**Problem description:**
Your task is to transcribe the data in full.

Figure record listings
◆ ◆ ◆ ◆ ◆ ◆ ◆

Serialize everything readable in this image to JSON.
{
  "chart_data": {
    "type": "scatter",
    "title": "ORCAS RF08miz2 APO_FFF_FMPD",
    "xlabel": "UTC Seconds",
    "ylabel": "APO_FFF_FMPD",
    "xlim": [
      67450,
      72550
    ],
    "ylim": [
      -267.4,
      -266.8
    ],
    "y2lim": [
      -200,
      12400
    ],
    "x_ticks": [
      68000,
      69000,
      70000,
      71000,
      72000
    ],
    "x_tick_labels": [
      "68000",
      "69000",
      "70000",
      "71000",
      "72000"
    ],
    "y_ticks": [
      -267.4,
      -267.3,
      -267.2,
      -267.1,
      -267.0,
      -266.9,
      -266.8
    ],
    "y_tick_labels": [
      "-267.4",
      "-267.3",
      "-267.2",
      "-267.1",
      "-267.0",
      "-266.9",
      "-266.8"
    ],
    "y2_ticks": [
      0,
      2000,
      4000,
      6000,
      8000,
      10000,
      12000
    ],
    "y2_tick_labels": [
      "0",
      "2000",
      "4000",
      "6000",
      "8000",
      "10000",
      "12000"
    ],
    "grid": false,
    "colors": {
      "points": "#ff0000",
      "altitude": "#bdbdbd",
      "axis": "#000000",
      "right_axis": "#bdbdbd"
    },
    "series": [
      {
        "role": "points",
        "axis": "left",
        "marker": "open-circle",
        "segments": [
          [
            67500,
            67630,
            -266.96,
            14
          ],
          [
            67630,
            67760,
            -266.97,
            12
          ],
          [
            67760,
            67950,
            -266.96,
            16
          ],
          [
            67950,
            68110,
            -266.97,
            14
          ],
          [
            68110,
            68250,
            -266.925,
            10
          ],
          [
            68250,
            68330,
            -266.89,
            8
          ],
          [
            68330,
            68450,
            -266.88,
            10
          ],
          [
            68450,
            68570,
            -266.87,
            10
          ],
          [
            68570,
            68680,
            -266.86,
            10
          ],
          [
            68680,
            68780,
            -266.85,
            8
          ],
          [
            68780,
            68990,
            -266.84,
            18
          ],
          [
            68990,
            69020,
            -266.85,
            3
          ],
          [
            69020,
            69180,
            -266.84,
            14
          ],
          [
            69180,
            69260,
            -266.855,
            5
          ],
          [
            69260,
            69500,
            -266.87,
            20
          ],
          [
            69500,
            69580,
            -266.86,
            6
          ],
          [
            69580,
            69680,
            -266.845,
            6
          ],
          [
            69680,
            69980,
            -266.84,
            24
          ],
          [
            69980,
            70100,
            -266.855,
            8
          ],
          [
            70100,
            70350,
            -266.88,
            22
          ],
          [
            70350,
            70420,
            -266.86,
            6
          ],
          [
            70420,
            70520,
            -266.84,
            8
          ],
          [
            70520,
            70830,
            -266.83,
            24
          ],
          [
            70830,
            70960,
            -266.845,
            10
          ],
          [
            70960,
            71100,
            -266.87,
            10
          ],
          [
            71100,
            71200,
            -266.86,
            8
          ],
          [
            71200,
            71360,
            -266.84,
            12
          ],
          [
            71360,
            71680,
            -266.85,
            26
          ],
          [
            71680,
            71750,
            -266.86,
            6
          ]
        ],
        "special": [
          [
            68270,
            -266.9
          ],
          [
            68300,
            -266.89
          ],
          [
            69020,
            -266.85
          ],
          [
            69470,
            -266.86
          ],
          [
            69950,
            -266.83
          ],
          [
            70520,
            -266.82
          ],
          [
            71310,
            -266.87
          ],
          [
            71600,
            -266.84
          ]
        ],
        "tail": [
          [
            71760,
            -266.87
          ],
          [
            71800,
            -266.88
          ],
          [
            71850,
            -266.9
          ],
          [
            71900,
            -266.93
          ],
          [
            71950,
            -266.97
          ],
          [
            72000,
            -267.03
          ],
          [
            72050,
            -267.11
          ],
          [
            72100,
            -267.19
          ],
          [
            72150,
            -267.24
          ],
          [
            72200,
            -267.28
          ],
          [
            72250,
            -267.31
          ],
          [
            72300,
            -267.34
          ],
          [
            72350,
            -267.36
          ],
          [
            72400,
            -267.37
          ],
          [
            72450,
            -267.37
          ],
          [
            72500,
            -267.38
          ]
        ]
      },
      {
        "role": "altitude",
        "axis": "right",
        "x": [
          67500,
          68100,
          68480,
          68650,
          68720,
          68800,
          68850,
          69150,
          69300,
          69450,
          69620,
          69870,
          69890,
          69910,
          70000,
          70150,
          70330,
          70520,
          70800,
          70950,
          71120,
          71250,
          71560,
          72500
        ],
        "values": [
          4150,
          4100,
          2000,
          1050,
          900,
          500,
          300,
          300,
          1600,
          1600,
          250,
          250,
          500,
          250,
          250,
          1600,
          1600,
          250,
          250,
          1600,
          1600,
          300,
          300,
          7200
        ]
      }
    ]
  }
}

◆ ◆ ◆ ◆ ◆ ◆ ◆

**Written answer:**
Serialize everything readable in this image to JSON.
{
  "chart_data": {
    "type": "scatter",
    "title": "ORCAS RF08miz2 APO_FFF_FMPD",
    "xlabel": "UTC Seconds",
    "ylabel": "APO_FFF_FMPD",
    "xlim": [
      67450,
      72550
    ],
    "ylim": [
      -267.4,
      -266.8
    ],
    "y2lim": [
      -200,
      12400
    ],
    "x_ticks": [
      68000,
      69000,
      70000,
      71000,
      72000
    ],
    "x_tick_labels": [
      "68000",
      "69000",
      "70000",
      "71000",
      "72000"
    ],
    "y_ticks": [
      -267.4,
      -267.3,
      -267.2,
      -267.1,
      -267.0,
      -266.9,
      -266.8
    ],
    "y_tick_labels": [
      "-267.4",
      "-267.3",
      "-267.2",
      "-267.1",
      "-267.0",
      "-266.9",
      "-266.8"
    ],
    "y2_ticks": [
      0,
      2000,
      4000,
      6000,
      8000,
      10000,
      12000
    ],
    "y2_tick_labels": [
      "0",
      "2000",
      "4000",
      "6000",
      "8000",
      "10000",
      "12000"
    ],
    "grid": false,
    "colors": {
      "points": "#ff0000",
      "altitude": "#bdbdbd",
      "axis": "#000000",
      "right_axis": "#bdbdbd"
    },
    "series": [
      {
        "role": "points",
        "axis": "left",
        "marker": "open-circle",
        "segments": [
          [
            67500,
            67630,
            -266.96,
            14
          ],
          [
            67630,
            67760,
            -266.97,
            12
          ],
          [
            67760,
            67950,
            -266.96,
            16
          ],
          [
            67950,
            68110,
            -266.97,
            14
          ],
          [
            68110,
            68250,
            -266.925,
            10
          ],
          [
            68250,
            68330,
            -266.89,
            8
          ],
          [
            68330,
            68450,
            -266.88,
            10
          ],
          [
            68450,
            68570,
            -266.87,
            10
          ],
          [
            68570,
            68680,
            -266.86,
            10
          ],
          [
            68680,
            68780,
            -266.85,
            8
          ],
          [
            68780,
            68990,
            -266.84,
            18
          ],
          [
            68990,
            69020,
            -266.85,
            3
          ],
          [
            69020,
            69180,
            -266.84,
            14
          ],
          [
            69180,
            69260,
            -266.855,
            5
          ],
          [
            69260,
            69500,
            -266.87,
            20
          ],
          [
            69500,
            69580,
            -266.86,
            6
          ],
          [
            69580,
            69680,
            -266.845,
            6
          ],
          [
            69680,
            69980,
            -266.84,
            24
          ],
          [
            69980,
            70100,
            -266.855,
            8
          ],
          [
            70100,
            70350,
            -266.88,
            22
          ],
          [
            70350,
            70420,
            -266.86,
            6
          ],
          [
            70420,
            70520,
            -266.84,
            8
          ],
          [
            70520,
            70830,
            -266.83,
            24
          ],
          [
            70830,
            70960,
            -266.845,
            10
          ],
          [
            70960,
            71100,
            -266.87,
            10
          ],
          [
            71100,
            71200,
            -266.86,
            8
          ],
          [
            71200,
            71360,
            -266.84,
            12
          ],
          [
            71360,
            71680,
            -266.85,
            26
          ],
          [
            71680,
            71750,
            -266.86,
            6
          ]
        ],
        "special": [
          [
            68270,
            -266.9
          ],
          [
            68300,
            -266.89
          ],
          [
            69020,
            -266.85
          ],
          [
            69470,
            -266.86
          ],
          [
            69950,
            -266.83
          ],
          [
            70520,
            -266.82
          ],
          [
            71310,
            -266.87
          ],
          [
            71600,
            -266.84
          ]
        ],
        "tail": [
          [
            71760,
            -266.87
          ],
          [
            71800,
            -266.88
          ],
          [
            71850,
            -266.9
          ],
          [
            71900,
            -266.93
          ],
          [
            71950,
            -266.97
          ],
          [
            72000,
            -267.03
          ],
          [
            72050,
            -267.11
          ],
          [
            72100,
            -267.19
          ],
          [
            72150,
            -267.24
          ],
          [
            72200,
            -267.28
          ],
          [
            72250,
            -267.31
          ],
          [
            72300,
            -267.34
          ],
          [
            72350,
            -267.36
          ],
          [
            72400,
            -267.37
          ],
          [
            72450,
            -267.37
          ],
          [
            72500,
            -267.38
          ]
        ]
      },
      {
        "role": "altitude",
        "axis": "right",
        "x": [
          67500,
          68100,
          68480,
          68650,
          68720,
          68800,
          68850,
          69150,
          69300,
          69450,
          69620,
          69870,
          69890,
          69910,
          70000,
          70150,
          70330,
          70520,
          70800,
          70950,
          71120,
          71250,
          71560,
          72500
        ],
        "values": [
          4150,
          4100,
          2000,
          1050,
          900,
          500,
          300,
          300,
          1600,
          1600,
          250,
          250,
          500,
          250,
          250,
          1600,
          1600,
          250,
          250,
          1600,
          1600,
          300,
          300,
          7200
        ]
      }
    ]
  }
}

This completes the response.